> Exercise aim
Reproduce every line of the listing as written, apart from the pictures.

Start Records shown

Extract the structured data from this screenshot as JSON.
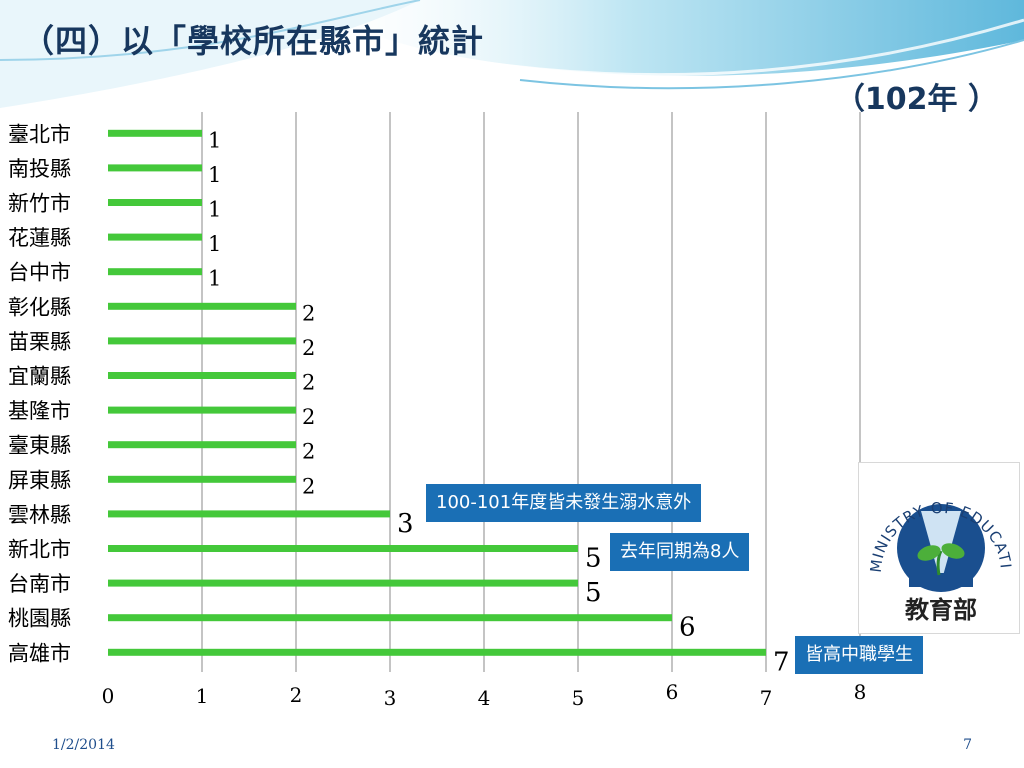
{
  "title": "（四）以「學校所在縣市」統計",
  "subtitle": "（102年 ）",
  "chart_data": {
    "type": "bar",
    "orientation": "horizontal",
    "categories": [
      "臺北市",
      "南投縣",
      "新竹市",
      "花蓮縣",
      "台中市",
      "彰化縣",
      "苗栗縣",
      "宜蘭縣",
      "基隆市",
      "臺東縣",
      "屏東縣",
      "雲林縣",
      "新北市",
      "台南市",
      "桃園縣",
      "高雄市"
    ],
    "values": [
      1,
      1,
      1,
      1,
      1,
      2,
      2,
      2,
      2,
      2,
      2,
      3,
      5,
      5,
      6,
      7
    ],
    "x_ticks": [
      "0",
      "1",
      "2",
      "3",
      "4",
      "5",
      "6",
      "7",
      "8"
    ],
    "xlim": [
      0,
      8
    ],
    "grid": "vertical",
    "bar_color": "#44c83a",
    "title": "",
    "xlabel": "",
    "ylabel": ""
  },
  "callouts": {
    "note_1": "100-101年度皆未發生溺水意外",
    "note_2": "去年同期為8人",
    "note_3": "皆高中職學生"
  },
  "logo": {
    "arc_text": "MINISTRY OF EDUCATION",
    "caption": "教育部"
  },
  "footer": {
    "date": "1/2/2014",
    "page": "7"
  },
  "colors": {
    "title": "#17375e",
    "callout_bg": "#1a6fb5",
    "header_band": "#5fb8dc"
  }
}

End Records shown

> Response for this exercise
Extract the structured data from this screenshot as JSON.
{
  "title": "（四）以「學校所在縣市」統計",
  "subtitle": "（102年 ）",
  "chart_data": {
    "type": "bar",
    "orientation": "horizontal",
    "categories": [
      "臺北市",
      "南投縣",
      "新竹市",
      "花蓮縣",
      "台中市",
      "彰化縣",
      "苗栗縣",
      "宜蘭縣",
      "基隆市",
      "臺東縣",
      "屏東縣",
      "雲林縣",
      "新北市",
      "台南市",
      "桃園縣",
      "高雄市"
    ],
    "values": [
      1,
      1,
      1,
      1,
      1,
      2,
      2,
      2,
      2,
      2,
      2,
      3,
      5,
      5,
      6,
      7
    ],
    "x_ticks": [
      "0",
      "1",
      "2",
      "3",
      "4",
      "5",
      "6",
      "7",
      "8"
    ],
    "xlim": [
      0,
      8
    ],
    "grid": "vertical",
    "bar_color": "#44c83a",
    "title": "",
    "xlabel": "",
    "ylabel": ""
  },
  "callouts": {
    "note_1": "100-101年度皆未發生溺水意外",
    "note_2": "去年同期為8人",
    "note_3": "皆高中職學生"
  },
  "logo": {
    "arc_text": "MINISTRY OF EDUCATION",
    "caption": "教育部"
  },
  "footer": {
    "date": "1/2/2014",
    "page": "7"
  },
  "colors": {
    "title": "#17375e",
    "callout_bg": "#1a6fb5",
    "header_band": "#5fb8dc"
  }
}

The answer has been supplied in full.